Extract every line that includes the string "trabajadores".

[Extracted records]

────────────────

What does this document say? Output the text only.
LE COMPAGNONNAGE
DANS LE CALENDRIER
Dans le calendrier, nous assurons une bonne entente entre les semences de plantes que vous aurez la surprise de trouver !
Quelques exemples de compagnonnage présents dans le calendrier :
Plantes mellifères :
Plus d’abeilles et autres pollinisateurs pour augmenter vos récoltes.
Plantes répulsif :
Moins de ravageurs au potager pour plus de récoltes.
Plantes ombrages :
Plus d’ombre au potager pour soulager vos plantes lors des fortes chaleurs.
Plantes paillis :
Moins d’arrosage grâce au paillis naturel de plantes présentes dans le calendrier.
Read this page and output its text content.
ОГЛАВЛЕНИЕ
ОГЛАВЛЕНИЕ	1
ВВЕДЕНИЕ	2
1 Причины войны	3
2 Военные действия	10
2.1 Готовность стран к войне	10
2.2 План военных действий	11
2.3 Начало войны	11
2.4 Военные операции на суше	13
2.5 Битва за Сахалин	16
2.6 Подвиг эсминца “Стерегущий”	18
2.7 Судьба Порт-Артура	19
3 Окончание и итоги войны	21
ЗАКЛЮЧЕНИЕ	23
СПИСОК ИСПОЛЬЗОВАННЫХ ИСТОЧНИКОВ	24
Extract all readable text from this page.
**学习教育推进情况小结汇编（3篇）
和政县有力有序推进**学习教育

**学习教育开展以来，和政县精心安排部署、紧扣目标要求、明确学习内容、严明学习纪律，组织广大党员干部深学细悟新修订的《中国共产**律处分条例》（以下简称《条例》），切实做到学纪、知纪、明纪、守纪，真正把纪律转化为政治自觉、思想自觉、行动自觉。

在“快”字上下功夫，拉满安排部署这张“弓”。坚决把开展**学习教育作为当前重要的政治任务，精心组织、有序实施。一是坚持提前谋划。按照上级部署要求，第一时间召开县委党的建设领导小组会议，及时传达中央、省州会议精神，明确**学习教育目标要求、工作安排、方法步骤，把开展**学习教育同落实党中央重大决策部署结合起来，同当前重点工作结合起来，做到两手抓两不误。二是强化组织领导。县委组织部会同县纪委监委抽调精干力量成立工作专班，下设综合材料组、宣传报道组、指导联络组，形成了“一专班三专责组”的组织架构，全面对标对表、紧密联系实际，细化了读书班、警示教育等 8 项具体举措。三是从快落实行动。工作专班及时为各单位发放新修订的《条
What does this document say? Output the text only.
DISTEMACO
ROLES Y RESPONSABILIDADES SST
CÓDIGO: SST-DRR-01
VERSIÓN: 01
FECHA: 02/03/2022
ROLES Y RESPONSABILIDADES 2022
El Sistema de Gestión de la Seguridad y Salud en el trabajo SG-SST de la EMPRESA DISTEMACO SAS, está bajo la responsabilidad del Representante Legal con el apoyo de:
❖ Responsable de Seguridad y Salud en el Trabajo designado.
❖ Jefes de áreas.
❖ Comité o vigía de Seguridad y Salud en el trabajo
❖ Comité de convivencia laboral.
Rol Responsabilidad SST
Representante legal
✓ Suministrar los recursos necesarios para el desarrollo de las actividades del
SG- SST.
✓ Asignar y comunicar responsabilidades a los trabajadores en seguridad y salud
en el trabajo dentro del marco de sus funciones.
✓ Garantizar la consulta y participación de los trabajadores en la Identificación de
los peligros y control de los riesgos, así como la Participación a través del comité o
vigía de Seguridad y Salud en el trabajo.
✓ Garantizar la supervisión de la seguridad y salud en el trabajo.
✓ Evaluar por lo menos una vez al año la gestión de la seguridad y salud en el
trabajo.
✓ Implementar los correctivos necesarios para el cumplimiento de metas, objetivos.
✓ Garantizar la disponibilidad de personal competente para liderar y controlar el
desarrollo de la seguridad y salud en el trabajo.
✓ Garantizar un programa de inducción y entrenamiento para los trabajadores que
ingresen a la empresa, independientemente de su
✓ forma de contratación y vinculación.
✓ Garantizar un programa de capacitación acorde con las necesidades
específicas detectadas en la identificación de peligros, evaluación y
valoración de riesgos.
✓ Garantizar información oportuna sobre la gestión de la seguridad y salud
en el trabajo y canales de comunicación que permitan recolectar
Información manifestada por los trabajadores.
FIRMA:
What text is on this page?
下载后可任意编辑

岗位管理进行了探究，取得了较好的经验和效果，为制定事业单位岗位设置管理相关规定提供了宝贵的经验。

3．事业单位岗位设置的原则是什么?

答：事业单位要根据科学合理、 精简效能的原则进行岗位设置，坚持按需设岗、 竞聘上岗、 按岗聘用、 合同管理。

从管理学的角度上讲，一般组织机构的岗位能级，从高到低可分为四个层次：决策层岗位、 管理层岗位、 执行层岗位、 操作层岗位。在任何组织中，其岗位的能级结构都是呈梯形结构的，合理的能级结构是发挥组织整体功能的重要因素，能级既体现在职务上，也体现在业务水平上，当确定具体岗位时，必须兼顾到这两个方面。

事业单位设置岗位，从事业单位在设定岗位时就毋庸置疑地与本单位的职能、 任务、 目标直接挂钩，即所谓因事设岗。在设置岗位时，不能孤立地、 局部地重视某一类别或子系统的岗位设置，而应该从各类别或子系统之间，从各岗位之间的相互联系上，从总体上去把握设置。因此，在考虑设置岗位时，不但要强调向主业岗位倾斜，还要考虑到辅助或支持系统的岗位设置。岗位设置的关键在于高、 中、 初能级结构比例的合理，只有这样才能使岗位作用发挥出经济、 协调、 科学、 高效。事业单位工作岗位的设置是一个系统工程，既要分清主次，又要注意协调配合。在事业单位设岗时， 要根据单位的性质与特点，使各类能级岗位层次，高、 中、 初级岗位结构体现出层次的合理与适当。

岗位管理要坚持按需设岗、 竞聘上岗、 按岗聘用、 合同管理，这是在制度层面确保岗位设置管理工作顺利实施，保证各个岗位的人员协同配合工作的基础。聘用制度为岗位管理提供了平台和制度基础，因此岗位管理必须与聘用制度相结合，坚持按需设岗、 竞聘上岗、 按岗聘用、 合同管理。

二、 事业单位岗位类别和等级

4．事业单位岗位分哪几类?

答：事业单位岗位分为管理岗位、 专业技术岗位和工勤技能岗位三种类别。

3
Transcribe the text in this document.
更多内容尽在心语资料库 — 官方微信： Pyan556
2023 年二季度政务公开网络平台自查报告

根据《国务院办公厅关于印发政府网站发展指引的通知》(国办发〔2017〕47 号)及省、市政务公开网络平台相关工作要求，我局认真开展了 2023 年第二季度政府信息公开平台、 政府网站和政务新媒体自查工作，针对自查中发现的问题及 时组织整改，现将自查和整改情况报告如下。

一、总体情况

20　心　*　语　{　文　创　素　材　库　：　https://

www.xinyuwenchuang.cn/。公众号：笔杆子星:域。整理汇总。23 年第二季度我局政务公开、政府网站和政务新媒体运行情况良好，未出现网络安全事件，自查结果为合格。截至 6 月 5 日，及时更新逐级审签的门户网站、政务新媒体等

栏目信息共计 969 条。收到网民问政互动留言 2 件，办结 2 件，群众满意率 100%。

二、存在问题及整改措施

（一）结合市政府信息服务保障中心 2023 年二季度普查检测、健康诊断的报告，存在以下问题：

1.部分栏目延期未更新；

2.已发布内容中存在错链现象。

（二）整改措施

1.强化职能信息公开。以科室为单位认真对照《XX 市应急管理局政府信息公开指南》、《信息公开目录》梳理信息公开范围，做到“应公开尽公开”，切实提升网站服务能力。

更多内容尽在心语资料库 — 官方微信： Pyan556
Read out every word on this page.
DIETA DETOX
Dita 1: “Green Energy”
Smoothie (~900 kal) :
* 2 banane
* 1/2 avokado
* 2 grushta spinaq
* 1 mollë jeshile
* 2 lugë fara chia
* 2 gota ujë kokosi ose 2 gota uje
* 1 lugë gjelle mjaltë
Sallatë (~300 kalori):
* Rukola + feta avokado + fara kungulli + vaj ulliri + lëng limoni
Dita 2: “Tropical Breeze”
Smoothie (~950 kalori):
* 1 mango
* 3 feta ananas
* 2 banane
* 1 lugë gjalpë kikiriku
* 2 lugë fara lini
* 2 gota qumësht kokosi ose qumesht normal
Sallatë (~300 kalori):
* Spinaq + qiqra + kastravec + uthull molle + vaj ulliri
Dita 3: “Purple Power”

────────────────

Answer to this problem =>
✓ Asignar y comunicar responsabilidades a los trabajadores en seguridad y salud
✓ Garantizar la consulta y participación de los trabajadores en la Identificación de
✓ Garantizar un programa de inducción y entrenamiento para los trabajadores que
Información manifestada por los trabajadores.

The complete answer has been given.